— begin Data provided —
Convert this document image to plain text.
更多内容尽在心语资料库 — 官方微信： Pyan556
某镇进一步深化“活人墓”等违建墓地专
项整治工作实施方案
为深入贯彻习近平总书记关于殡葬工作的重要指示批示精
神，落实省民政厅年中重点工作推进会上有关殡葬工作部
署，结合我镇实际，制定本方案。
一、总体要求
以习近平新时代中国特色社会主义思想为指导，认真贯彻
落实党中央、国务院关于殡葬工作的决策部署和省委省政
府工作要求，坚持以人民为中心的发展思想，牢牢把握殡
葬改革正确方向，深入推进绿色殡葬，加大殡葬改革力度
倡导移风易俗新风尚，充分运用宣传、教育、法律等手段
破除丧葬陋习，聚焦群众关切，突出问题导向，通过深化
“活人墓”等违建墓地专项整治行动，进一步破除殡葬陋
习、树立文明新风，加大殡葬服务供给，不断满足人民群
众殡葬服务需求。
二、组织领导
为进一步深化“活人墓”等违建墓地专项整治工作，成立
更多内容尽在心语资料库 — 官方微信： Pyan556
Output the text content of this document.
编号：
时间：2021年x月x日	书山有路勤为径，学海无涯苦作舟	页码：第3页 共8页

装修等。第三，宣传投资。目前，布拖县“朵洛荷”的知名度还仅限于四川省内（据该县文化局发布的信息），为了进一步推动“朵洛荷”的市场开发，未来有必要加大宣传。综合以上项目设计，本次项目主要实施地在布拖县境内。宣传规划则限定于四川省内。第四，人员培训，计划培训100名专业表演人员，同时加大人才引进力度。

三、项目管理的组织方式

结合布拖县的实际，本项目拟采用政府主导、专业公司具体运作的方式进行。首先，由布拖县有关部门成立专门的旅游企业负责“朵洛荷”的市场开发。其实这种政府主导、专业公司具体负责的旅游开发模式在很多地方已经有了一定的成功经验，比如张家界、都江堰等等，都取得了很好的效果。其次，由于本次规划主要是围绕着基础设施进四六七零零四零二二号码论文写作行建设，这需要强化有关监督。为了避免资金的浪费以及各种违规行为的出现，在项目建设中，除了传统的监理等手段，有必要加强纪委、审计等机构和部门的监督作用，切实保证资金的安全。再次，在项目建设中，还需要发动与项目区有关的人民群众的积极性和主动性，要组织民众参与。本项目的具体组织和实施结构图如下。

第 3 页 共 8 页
— end Data provided —
> _Aim_:
Pick out each line containing the string "this" and copy it.

> _Exercise result_:
Convert this document image to plain text.
Output the text content of this document.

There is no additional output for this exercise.